Stored records |
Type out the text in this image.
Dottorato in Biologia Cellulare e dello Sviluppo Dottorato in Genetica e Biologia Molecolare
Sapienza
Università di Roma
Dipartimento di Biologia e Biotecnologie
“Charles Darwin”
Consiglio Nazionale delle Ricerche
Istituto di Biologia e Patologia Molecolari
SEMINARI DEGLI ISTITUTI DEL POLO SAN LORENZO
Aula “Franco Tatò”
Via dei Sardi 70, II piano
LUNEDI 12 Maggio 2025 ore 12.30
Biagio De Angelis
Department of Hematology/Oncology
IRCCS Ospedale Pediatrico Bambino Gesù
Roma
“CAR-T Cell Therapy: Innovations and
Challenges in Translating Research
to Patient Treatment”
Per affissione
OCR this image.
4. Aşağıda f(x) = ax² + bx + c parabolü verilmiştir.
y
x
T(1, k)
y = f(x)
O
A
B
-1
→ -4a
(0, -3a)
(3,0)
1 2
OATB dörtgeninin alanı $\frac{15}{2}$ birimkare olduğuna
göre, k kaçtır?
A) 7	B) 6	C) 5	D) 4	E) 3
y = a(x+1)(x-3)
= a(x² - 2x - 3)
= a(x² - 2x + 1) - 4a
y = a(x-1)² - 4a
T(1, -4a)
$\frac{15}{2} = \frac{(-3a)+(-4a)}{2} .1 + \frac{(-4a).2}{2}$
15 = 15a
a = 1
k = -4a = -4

Prompt | Repeat the records above exactly as they appear.

Output below |
Type out the text in this image.
Dottorato in Biologia Cellulare e dello Sviluppo Dottorato in Genetica e Biologia Molecolare
Sapienza
Università di Roma
Dipartimento di Biologia e Biotecnologie
“Charles Darwin”
Consiglio Nazionale delle Ricerche
Istituto di Biologia e Patologia Molecolari
SEMINARI DEGLI ISTITUTI DEL POLO SAN LORENZO
Aula “Franco Tatò”
Via dei Sardi 70, II piano
LUNEDI 12 Maggio 2025 ore 12.30
Biagio De Angelis
Department of Hematology/Oncology
IRCCS Ospedale Pediatrico Bambino Gesù
Roma
“CAR-T Cell Therapy: Innovations and
Challenges in Translating Research
to Patient Treatment”
Per affissione
OCR this image.
4. Aşağıda f(x) = ax² + bx + c parabolü verilmiştir.
y
x
T(1, k)
y = f(x)
O
A
B
-1
→ -4a
(0, -3a)
(3,0)
1 2
OATB dörtgeninin alanı $\frac{15}{2}$ birimkare olduğuna
göre, k kaçtır?
A) 7	B) 6	C) 5	D) 4	E) 3
y = a(x+1)(x-3)
= a(x² - 2x - 3)
= a(x² - 2x + 1) - 4a
y = a(x-1)² - 4a
T(1, -4a)
$\frac{15}{2} = \frac{(-3a)+(-4a)}{2} .1 + \frac{(-4a).2}{2}$
15 = 15a
a = 1
k = -4a = -4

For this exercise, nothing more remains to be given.